-- Document --
....................

I didn’t need another Traveler’s Notebook, let alone a lookalike, nor the washi or the ephemera or the stamps. But they were so pretty. How then to justify the purchase?
What if it was the journal of a fictional character? And let’s set it in Joseon era Korea. (I love the historical Kdramas: “Mr. Sunshine”, “The King’s Affection”, “Rookie Historian”, oh, there are so many.)
First problem: faux leather, elastic bands, plastic tape (PET tape) are not time period appropriate … but maybe she’s a time traveler?
But there was even a bigger problem …
Yes, you in the back? You got it. Appropriation.
I’m not Korean. I can’t speak Korean. And my knowledge of Korean history is limited to those aforementioned K-dramas and peeks into Wikipedia. I’d be taking Korean culture and my native Western culture and mashing it together and …. Appropriation. Ugh.
But this was, in the beginning, a personal, private project that I was whipping up just for fun. Just for me. Nobody would see it! I wasn’t even thinking about writing a novel. I thought it’d be a cute concept for a mixed media journal.
But knowing I’d appropriated a culture I’d never personally experienced (or researched), I knew I wouldn’t enjoy it. Even if nobody else but me read it.
Sometimes you have to listen to those nudges and do the next right thing. And that was to abandon that story concept.
Was I going to give up on that Hinoki line? No, of course not. I really wanted to do a themed journal so what would the story be instead?
I remembered a scene, an inciting incident, from a long-abandoned manuscript. I dug it out of the an external drive.
As seems to the the thing lately, I surprised myself.
From that old story, I had forgotten the:
world building (it was an alternate history)
magic!
freakin’ steampunk air boats
My imagination came up with this? The hell?
Sadly, the synopsis fizzled, which is too bad because the first three chapters are crackingly good. (If i don’t say so myself.)
I wanted to read the rest of this book!

....................

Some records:
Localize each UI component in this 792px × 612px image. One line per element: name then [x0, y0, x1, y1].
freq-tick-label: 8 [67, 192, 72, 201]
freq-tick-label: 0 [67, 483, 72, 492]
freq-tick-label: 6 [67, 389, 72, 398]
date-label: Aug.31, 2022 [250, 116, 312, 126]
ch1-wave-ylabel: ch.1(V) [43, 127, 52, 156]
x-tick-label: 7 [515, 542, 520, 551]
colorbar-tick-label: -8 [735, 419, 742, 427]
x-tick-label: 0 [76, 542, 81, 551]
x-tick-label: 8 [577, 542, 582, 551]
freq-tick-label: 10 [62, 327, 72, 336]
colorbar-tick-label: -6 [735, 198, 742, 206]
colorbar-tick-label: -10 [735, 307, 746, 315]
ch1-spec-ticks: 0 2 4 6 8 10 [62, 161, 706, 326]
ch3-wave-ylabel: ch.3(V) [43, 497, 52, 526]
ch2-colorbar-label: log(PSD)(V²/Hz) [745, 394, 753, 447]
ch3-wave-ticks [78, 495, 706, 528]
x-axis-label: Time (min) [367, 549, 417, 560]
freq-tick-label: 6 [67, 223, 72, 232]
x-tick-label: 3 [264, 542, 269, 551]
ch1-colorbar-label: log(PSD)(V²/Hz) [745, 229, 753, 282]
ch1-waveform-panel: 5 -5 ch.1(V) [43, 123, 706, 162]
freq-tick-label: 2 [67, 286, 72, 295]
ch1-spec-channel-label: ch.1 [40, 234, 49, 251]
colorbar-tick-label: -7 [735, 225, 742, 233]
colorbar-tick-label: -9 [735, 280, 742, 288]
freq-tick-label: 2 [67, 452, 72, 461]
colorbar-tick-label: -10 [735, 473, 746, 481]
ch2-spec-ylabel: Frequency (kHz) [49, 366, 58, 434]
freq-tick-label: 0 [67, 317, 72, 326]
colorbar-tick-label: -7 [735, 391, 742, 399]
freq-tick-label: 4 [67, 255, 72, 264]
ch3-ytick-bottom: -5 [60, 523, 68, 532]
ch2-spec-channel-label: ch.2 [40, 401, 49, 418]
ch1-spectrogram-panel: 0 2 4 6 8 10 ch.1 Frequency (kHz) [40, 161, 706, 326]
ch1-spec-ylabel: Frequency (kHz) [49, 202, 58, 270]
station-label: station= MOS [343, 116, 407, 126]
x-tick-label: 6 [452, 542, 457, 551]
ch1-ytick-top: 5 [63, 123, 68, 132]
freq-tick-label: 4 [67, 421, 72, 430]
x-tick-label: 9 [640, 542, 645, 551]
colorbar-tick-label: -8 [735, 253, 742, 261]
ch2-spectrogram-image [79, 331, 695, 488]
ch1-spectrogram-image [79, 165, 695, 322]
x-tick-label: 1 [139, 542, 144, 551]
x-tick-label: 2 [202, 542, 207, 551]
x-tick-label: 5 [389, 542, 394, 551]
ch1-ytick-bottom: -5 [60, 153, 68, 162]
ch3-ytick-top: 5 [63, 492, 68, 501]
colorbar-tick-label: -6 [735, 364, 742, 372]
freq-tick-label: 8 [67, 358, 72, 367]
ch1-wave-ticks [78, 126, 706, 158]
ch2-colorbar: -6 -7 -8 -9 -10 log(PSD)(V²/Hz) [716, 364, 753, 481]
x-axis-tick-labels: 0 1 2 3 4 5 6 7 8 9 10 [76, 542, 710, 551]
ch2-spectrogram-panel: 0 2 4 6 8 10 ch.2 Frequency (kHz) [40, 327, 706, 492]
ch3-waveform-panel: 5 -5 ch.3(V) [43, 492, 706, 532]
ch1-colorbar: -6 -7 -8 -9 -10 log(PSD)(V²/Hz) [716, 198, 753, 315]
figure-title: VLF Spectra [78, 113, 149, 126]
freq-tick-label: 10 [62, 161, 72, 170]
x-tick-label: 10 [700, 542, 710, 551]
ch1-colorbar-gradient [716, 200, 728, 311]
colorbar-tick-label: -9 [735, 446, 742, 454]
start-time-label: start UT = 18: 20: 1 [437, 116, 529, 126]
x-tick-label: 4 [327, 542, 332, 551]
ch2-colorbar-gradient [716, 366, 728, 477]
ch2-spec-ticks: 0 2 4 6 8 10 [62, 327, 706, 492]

....................

-- Exercise requirements --
A – Reproduce word for word the part of the post about the themed journal between "But this was, in" and "story be instead?", inclusive.
B – Write the next part of the post about the themed journal, picking up after its final sentence.
The records aren't needed here.

-- Task-by-task answers --
A –
But this was, in the beginning, a personal, private project that I was whipping up just for fun. Just for me. Nobody would see it! I wasn’t even thinking about writing a novel. I thought it’d be a cute concept for a mixed media journal.
But knowing I’d appropriated a culture I’d never personally experienced (or researched), I knew I wouldn’t enjoy it. Even if nobody else but me read it.
Sometimes you have to listen to those nudges and do the next right thing. And that was to abandon that story concept.
Was I going to give up on that Hinoki line? No, of course not. I really wanted to do a themed journal so what would the story be instead?

B –
Initially, the only piece I felt I could recover from that book was the sea dragon in that scene I remembered first. It’s so vivid because I had dreamed the scene before I came up with the rest of the story.
In the end, I borrowed a bit more from it, but you’ll have to wait until book three to see those borrowings.
The setting then if I’m not going to appropriate?
Half of my Mum’s family comes from Wales. It needed to be near the ocean for seadragon purposes. I remembered rocky cliffs from photos of parts of Wales. I’d been back to my great-grandparents’ mining village but I didn’t actually make it to the west coast of Wales. I had spent a blustery chilly week in spring further up the coast. I could channel that.
And so I have.
By the way, I did order from the Hinoki line — the washi tapes. I decided I didn’t need the entire line. But I was off and running when it came to supplies. You can see the hauls and the set up of the ephemera box from the journal side of this project over on my YouTube channel.
The moral to this story?
Listen to your gut, and don’t wait for the anxiety-inducing clue by four that comes right before hitting the Publish button.
When have you had to set aside ideas? Why?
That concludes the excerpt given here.